* Written problem *
Report the total number of lines that include the string "document", without any other text.

'''

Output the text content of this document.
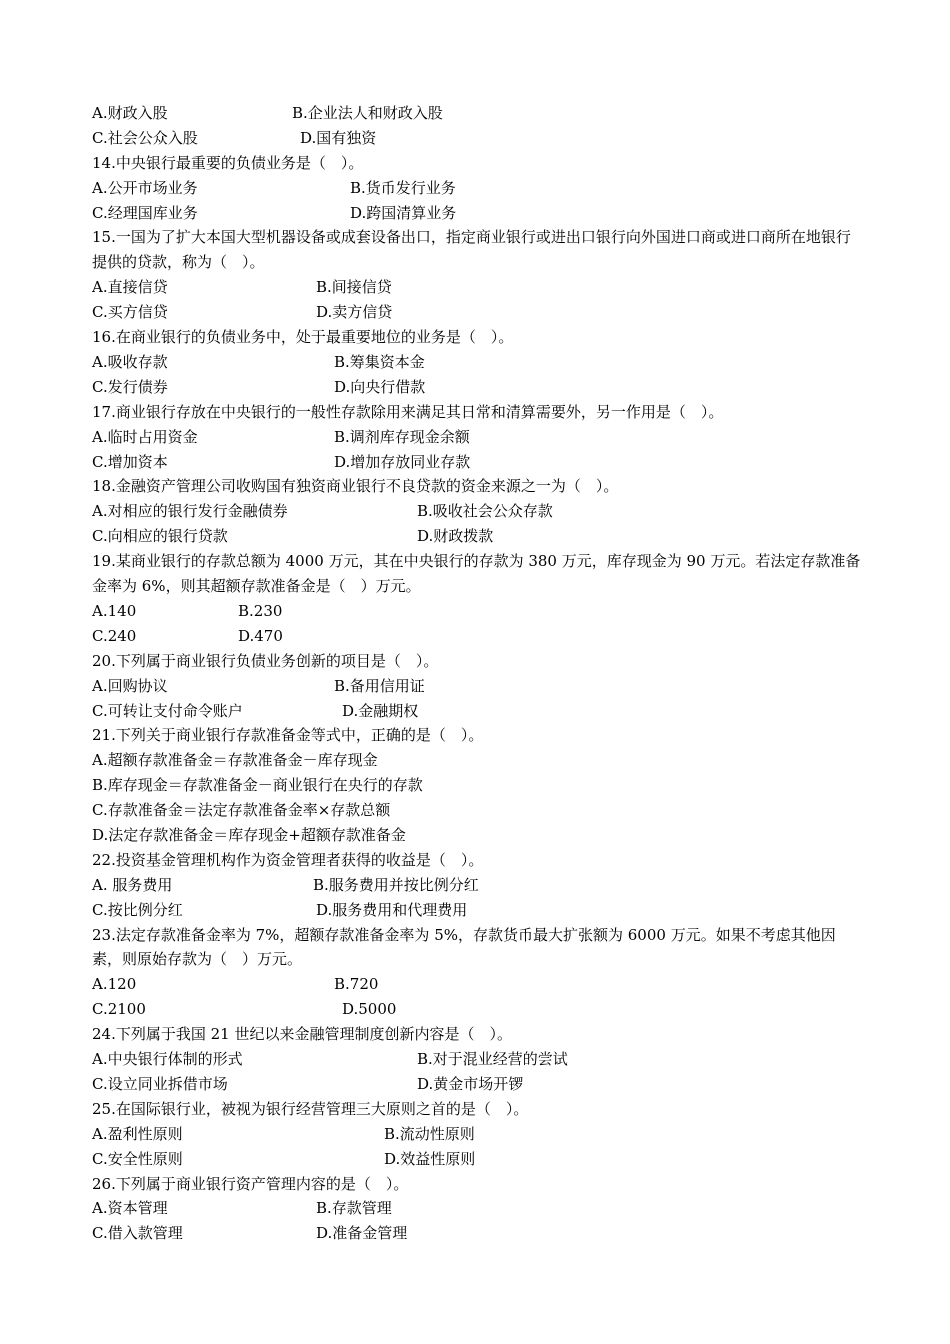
A.财政入股	B.企业法人和财政入股
C.社会公众入股	D.国有独资
14.中央银行最重要的负债业务是（　）。
A.公开市场业务	B.货币发行业务
C.经理国库业务	D.跨国清算业务
15.一国为了扩大本国大型机器设备或成套设备出口，指定商业银行或进出口银行向外国进口商或进口商所在地银行提供的贷款，称为（　）。
A.直接信贷	B.间接信贷
C.买方信贷	D.卖方信贷
16.在商业银行的负债业务中，处于最重要地位的业务是（　）。
A.吸收存款	B.筹集资本金
C.发行债券	D.向央行借款
17.商业银行存放在中央银行的一般性存款除用来满足其日常和清算需要外，另一作用是（　）。
A.临时占用资金	B.调剂库存现金余额
C.增加资本	D.增加存放同业存款
18.金融资产管理公司收购国有独资商业银行不良贷款的资金来源之一为（　）。
A.对相应的银行发行金融债券	B.吸收社会公众存款
C.向相应的银行贷款	D.财政拨款
19.某商业银行的存款总额为 4000 万元，其在中央银行的存款为 380 万元，库存现金为 90 万元。若法定存款准备金率为 6%，则其超额存款准备金是（　）万元。
A.140	B.230
C.240	D.470
20.下列属于商业银行负债业务创新的项目是（　）。
A.回购协议	B.备用信用证
C.可转让支付命令账户	D.金融期权
21.下列关于商业银行存款准备金等式中，正确的是（　）。
A.超额存款准备金＝存款准备金－库存现金
B.库存现金＝存款准备金－商业银行在央行的存款
C.存款准备金＝法定存款准备金率×存款总额
D.法定存款准备金＝库存现金+超额存款准备金
22.投资基金管理机构作为资金管理者获得的收益是（　）。
A. 服务费用	B.服务费用并按比例分红
C.按比例分红	D.服务费用和代理费用
23.法定存款准备金率为 7%，超额存款准备金率为 5%，存款货币最大扩张额为 6000 万元。如果不考虑其他因素，则原始存款为（　）万元。
A.120	B.720
C.2100	D.5000
24.下列属于我国 21 世纪以来金融管理制度创新内容是（　）。
A.中央银行体制的形式	B.对于混业经营的尝试
C.设立同业拆借市场	D.黄金市场开锣
25.在国际银行业，被视为银行经营管理三大原则之首的是（　）。
A.盈利性原则	B.流动性原则
C.安全性原则	D.效益性原则
26.下列属于商业银行资产管理内容的是（　）。
A.资本管理	B.存款管理
C.借入款管理	D.准备金管理
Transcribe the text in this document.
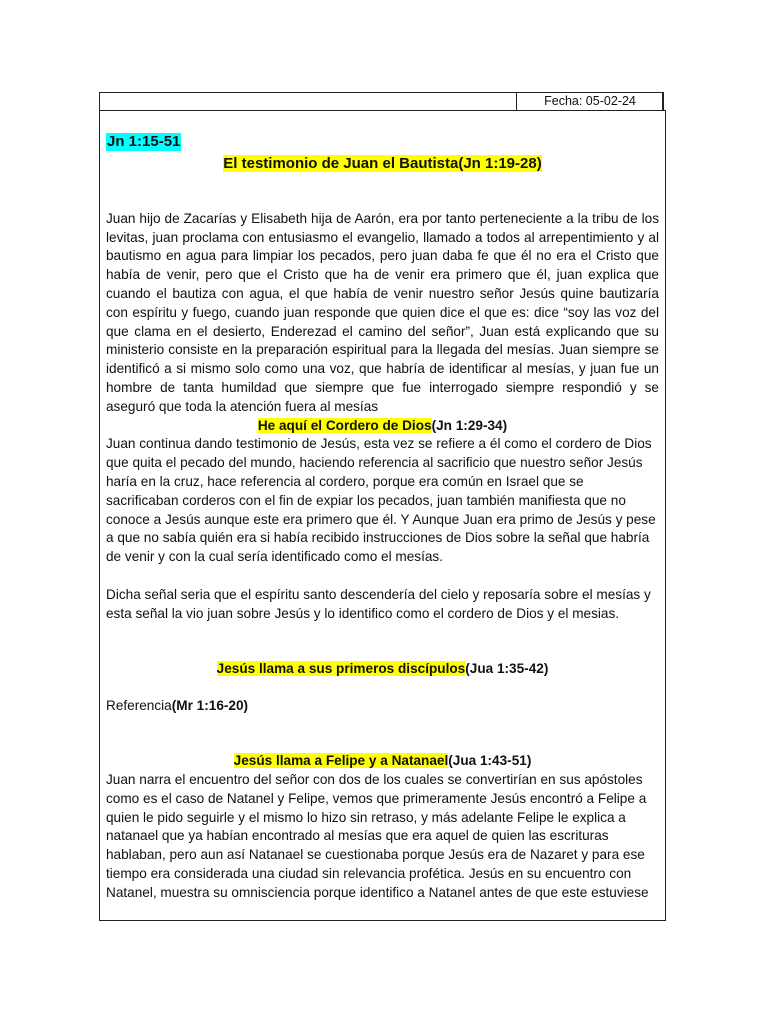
Fecha: 05-02-24
Jn 1:15-51
El testimonio de Juan el Bautista(Jn 1:19-28)

Juan hijo de Zacarías y Elisabeth hija de Aarón, era por tanto perteneciente a la tribu de los levitas, juan proclama con entusiasmo el evangelio, llamado a todos al arrepentimiento y al bautismo en agua para limpiar los pecados, pero juan daba fe que él no era el Cristo que había de venir, pero que el Cristo que ha de venir era primero que él, juan explica que cuando el bautiza con agua, el que había de venir nuestro señor Jesús quine bautizaría con espíritu y fuego, cuando juan responde que quien dice el que es: dice “soy las voz del que clama en el desierto, Enderezad el camino del señor”, Juan está explicando que su ministerio consiste en la preparación espiritual para la llegada del mesías. Juan siempre se identificó a si mismo solo como una voz, que habría de identificar al mesías, y juan fue un hombre de tanta humildad que siempre que fue interrogado siempre respondió y se aseguró que toda la atención fuera al mesías

He aquí el Cordero de Dios(Jn 1:29-34)

Juan continua dando testimonio de Jesús, esta vez se refiere a él como el cordero de Dios que quita el pecado del mundo, haciendo referencia al sacrificio que nuestro señor Jesús haría en la cruz, hace referencia al cordero, porque era común en Israel que se sacrificaban corderos con el fin de expiar los pecados, juan también manifiesta que no conoce a Jesús aunque este era primero que él. Y Aunque Juan era primo de Jesús y pese a que no sabía quién era si había recibido instrucciones de Dios sobre la señal que habría de venir y con la cual sería identificado como el mesías.

Dicha señal seria que el espíritu santo descendería del cielo y reposaría sobre el mesías y esta señal la vio juan sobre Jesús y lo identifico como el cordero de Dios y el mesias.

Jesús llama a sus primeros discípulos(Jua 1:35-42)

Referencia(Mr 1:16-20)

Jesús llama a Felipe y a Natanael(Jua 1:43-51)

Juan narra el encuentro del señor con dos de los cuales se convertirían en sus apóstoles como es el caso de Natanel y Felipe, vemos que primeramente Jesús encontró a Felipe a quien le pido seguirle y el mismo lo hizo sin retraso, y más adelante Felipe le explica a natanael que ya habían encontrado al mesías que era aquel de quien las escrituras hablaban, pero aun así Natanael se cuestionaba porque Jesús era de Nazaret y para ese tiempo era considerada una ciudad sin relevancia profética. Jesús en su encuentro con Natanel, muestra su omnisciencia porque identifico a Natanel antes de que este estuviese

'''

* Expected output *
2